We’d negotiated a two week lease back on the house.  That gave us a chance to paint the condo, throw a final party, move furniture to friends who helpfully agreed to babysit, and finish packing.  Painting was the most important thing.  The previous owners were investors who had never lived there; there were multiple layers of boring rental beige on every surface.  We stripped and cleaned hardware, painted the ceiling a glossy white, walls our favorite grey Dover Cliff, and kitchen grey-green Seal Beach.  Michael gave the parquet floors a good scrubbing with Mop-N-Glow.  It all made the place look bigger.


Monday, October 20          


We used Gulliver’s Movers, a company I’d used for a couple of clients.  Thank God for professionals.  Most everything went great; only one plate and one lamp were broken, and Michael and I were responsible for the lamp.  But, no move goes perfectly, so here are our two best stories:


Just as the movers were finishing loading everything we own onto the truck, the police walked down Seaton and arrested the move coordinator.  We still don’t know why; Michael was at the house and was told pretty forcibly by the cops to stand aside.  The Gulliver’s crew called headquarters, and fortuitously they just had a manager walk into their office from a previous job.  Michael bought the guys lunch, the replacement was at the house in a half hour, and we were back in business.


I was at the condo, and when I got the call the truck was moving, went downstairs to make sure the parking spaces we’d blocked were still open.  A woman tried to pull in, but I pointed to the No Parking signs I’d posted and she waved and drove on.  Right on her tail was an idiot on a cell in a BMW.  He pulled right up to me and started screaming (still on the cell) to move so he could park.  I pointed to the signs, let him know he could not have the space, and he started bumping me with his car.  I should have keyed his hood, but instead kept taking baby steps back at each bump.  Then our truck pulled up, saw what was going on, and started bumping Beamer-boy from behind.  In the end we “won”, but what a jerk.  Especially since, if he’d waited 10 seconds, he could have parked in the space in front where I’d blocked off one space too many.  The movers were amazing, managed to negotiate a too-small freight elevator, long winding corridor to the apartment, and fit a two-bedroom house’s worth of furniture into an efficiency.


Tuesday, October 21


Knowing that if we stayed in D.C. I would turn into an unpacking maniac, Michael picked up a rental car from National, we threw bags in the back and headed south on I-95 to North Carolina.  Lunch at a Waffle House, then Duke University in Durham.

════

Work required >> From the moving account, list each thing the two-week lease back on the house gave the writer and Michael a chance to do. The material after this point comes from a separate source.

Raw data >>
════

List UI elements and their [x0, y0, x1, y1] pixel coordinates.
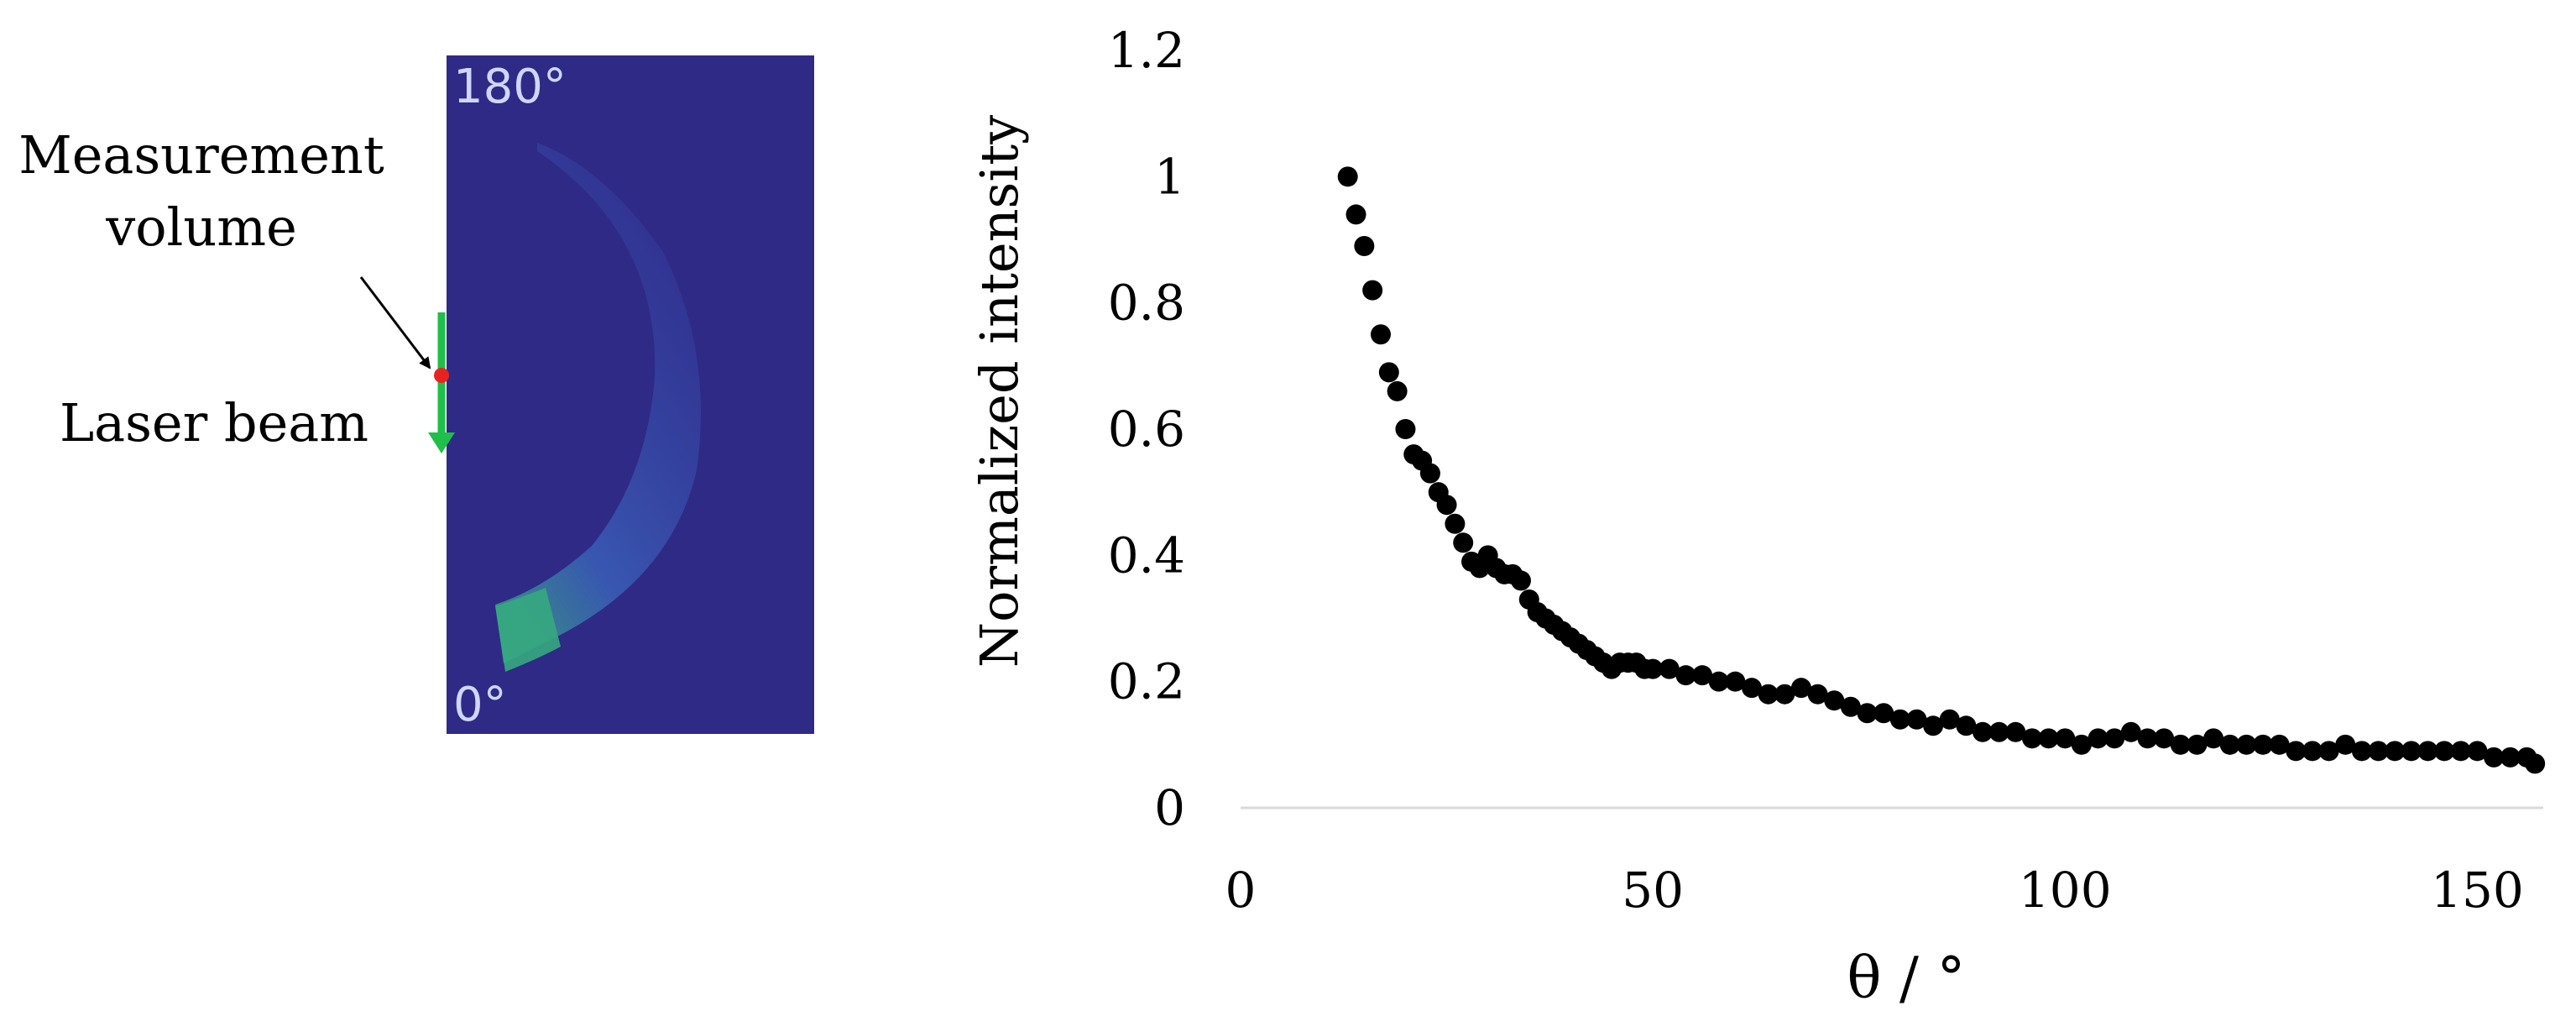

════

Response below >>
- Paint the condo
- Throw a final party
- Move furniture to friends who helpfully agreed to babysit it
- Finish packing